WRITTEN EXERCISE:
Copy each line that contains the word "content".

↓

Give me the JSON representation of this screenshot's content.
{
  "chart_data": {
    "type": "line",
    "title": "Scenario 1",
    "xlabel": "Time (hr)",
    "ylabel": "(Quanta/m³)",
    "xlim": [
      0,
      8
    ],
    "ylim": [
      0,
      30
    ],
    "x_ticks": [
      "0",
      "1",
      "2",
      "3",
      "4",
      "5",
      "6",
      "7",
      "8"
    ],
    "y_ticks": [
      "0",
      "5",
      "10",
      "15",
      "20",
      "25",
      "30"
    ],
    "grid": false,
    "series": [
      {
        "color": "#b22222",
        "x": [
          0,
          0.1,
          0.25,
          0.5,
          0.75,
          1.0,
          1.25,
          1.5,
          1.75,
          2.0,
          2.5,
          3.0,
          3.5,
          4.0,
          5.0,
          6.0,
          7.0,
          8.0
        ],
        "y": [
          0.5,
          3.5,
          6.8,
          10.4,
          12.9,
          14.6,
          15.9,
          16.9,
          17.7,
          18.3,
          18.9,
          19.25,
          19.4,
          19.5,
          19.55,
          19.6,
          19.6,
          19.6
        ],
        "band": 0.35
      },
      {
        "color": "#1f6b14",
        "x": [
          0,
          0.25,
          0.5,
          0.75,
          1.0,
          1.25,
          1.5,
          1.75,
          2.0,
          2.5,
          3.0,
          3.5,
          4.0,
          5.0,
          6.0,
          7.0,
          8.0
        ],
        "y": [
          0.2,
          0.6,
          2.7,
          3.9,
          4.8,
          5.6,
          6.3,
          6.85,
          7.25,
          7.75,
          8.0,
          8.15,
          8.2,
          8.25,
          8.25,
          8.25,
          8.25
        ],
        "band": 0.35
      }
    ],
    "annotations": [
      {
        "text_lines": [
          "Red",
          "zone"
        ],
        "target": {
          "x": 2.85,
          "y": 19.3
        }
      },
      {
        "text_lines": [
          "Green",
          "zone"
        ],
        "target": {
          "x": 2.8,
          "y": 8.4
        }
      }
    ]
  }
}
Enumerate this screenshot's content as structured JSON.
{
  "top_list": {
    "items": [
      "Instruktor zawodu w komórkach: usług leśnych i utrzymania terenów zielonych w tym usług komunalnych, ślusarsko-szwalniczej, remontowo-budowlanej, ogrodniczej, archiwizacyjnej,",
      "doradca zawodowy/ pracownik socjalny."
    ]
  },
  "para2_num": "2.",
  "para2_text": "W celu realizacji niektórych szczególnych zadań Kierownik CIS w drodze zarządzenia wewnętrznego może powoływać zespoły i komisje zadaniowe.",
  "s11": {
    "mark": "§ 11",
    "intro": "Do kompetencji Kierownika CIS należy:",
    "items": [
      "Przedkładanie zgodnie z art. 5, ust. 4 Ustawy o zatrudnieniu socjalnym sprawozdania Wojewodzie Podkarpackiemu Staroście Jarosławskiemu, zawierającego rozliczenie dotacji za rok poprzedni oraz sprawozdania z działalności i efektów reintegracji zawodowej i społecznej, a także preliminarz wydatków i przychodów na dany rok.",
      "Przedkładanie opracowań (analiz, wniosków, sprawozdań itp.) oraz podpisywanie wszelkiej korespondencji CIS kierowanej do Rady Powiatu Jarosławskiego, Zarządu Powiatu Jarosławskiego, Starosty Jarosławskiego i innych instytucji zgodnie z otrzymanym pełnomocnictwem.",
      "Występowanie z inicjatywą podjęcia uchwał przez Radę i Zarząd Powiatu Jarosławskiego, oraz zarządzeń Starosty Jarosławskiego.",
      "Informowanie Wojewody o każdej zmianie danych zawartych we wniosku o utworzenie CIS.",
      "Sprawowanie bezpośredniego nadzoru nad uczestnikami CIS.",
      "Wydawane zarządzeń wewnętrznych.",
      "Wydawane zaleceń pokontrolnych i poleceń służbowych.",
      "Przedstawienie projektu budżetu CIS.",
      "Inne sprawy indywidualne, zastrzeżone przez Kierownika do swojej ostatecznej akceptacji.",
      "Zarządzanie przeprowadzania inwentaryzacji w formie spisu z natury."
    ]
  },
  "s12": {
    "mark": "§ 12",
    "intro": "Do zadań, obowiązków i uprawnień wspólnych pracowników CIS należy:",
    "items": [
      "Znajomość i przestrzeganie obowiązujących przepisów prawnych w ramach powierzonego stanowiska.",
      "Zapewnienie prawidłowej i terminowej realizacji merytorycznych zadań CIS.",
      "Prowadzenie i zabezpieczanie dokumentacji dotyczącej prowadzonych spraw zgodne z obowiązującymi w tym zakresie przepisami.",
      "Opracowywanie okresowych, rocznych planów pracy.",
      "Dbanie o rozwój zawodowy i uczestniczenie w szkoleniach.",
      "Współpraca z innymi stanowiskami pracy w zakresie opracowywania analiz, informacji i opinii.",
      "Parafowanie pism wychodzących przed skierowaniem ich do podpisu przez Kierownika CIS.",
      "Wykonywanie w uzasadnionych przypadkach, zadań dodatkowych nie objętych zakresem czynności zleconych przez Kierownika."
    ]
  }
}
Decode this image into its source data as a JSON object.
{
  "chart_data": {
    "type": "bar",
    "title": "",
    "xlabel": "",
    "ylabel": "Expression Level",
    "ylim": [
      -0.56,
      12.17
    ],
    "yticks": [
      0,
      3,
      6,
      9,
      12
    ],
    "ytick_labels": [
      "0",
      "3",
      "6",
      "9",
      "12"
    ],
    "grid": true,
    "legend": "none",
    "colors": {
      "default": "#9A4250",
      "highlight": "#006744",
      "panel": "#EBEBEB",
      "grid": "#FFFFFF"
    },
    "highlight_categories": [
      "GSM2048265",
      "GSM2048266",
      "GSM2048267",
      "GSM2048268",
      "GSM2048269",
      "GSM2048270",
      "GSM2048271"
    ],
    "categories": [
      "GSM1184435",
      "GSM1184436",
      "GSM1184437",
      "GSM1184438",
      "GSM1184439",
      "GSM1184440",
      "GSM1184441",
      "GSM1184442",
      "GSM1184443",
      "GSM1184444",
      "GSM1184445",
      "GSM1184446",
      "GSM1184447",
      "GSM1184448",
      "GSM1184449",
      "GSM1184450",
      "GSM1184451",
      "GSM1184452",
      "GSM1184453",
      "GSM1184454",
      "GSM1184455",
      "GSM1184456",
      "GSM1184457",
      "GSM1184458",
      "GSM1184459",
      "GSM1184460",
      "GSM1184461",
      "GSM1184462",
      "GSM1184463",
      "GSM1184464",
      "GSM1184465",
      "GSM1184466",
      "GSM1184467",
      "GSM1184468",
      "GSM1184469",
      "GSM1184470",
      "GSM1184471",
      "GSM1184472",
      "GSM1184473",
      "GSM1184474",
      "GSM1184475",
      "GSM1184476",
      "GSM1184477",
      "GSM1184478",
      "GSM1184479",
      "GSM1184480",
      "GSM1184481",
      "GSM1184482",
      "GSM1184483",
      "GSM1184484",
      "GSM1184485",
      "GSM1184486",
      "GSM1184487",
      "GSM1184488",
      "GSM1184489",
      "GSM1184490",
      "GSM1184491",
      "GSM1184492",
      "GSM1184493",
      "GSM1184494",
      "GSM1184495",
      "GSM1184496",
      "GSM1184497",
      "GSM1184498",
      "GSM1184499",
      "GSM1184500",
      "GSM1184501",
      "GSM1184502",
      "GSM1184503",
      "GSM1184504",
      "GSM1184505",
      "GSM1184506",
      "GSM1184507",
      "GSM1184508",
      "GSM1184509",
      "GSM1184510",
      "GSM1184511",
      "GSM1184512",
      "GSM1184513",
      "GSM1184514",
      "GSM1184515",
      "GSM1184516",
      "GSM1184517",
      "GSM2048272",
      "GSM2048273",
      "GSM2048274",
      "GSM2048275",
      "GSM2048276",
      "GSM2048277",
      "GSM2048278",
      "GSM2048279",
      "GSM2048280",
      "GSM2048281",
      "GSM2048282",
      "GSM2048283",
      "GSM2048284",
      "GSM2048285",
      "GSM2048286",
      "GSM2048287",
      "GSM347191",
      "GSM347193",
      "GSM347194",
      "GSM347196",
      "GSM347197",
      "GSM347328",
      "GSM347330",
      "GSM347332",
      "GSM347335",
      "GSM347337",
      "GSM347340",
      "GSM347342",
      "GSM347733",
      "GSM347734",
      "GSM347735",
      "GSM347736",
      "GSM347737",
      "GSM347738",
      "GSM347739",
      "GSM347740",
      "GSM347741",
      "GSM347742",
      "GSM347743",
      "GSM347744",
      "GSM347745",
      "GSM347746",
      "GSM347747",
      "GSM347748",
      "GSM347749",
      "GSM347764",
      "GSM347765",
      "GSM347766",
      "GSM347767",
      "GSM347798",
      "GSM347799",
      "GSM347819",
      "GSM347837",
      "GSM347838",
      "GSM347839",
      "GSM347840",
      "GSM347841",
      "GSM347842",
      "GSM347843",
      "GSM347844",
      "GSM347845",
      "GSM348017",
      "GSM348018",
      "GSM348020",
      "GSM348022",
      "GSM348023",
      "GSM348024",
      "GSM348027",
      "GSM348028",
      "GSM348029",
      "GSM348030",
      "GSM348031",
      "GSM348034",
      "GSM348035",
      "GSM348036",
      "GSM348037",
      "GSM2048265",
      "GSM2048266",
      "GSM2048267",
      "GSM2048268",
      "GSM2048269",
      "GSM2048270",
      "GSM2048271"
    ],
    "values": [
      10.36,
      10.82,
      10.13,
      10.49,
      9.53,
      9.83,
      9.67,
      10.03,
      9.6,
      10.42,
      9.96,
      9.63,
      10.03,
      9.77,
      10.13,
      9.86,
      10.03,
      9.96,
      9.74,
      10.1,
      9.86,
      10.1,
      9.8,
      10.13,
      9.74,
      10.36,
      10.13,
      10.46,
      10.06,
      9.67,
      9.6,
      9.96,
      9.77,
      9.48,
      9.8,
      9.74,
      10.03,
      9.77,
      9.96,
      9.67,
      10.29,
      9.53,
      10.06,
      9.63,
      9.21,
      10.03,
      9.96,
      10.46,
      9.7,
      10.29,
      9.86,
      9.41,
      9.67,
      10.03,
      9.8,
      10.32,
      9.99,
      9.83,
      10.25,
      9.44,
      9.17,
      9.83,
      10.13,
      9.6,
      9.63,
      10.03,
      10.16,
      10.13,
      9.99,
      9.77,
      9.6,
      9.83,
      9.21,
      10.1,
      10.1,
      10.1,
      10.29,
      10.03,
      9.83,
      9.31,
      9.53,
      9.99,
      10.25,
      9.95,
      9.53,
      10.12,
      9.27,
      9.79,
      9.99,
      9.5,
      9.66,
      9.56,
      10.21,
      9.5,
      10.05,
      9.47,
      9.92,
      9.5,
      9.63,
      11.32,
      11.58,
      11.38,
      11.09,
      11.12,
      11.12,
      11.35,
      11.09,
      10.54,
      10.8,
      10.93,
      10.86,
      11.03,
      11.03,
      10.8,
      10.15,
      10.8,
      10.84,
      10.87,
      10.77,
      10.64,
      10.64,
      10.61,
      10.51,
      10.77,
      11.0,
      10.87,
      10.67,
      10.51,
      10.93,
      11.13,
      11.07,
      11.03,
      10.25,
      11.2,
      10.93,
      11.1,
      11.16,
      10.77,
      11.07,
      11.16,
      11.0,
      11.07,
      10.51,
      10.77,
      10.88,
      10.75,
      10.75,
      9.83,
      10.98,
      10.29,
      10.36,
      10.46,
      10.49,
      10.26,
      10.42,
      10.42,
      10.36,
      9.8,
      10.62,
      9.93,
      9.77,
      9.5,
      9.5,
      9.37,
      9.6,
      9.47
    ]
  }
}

↑

SOLUTION FOR THIS EXERCISE:
Give me the JSON representation of this screenshot's content.
Enumerate this screenshot's content as structured JSON.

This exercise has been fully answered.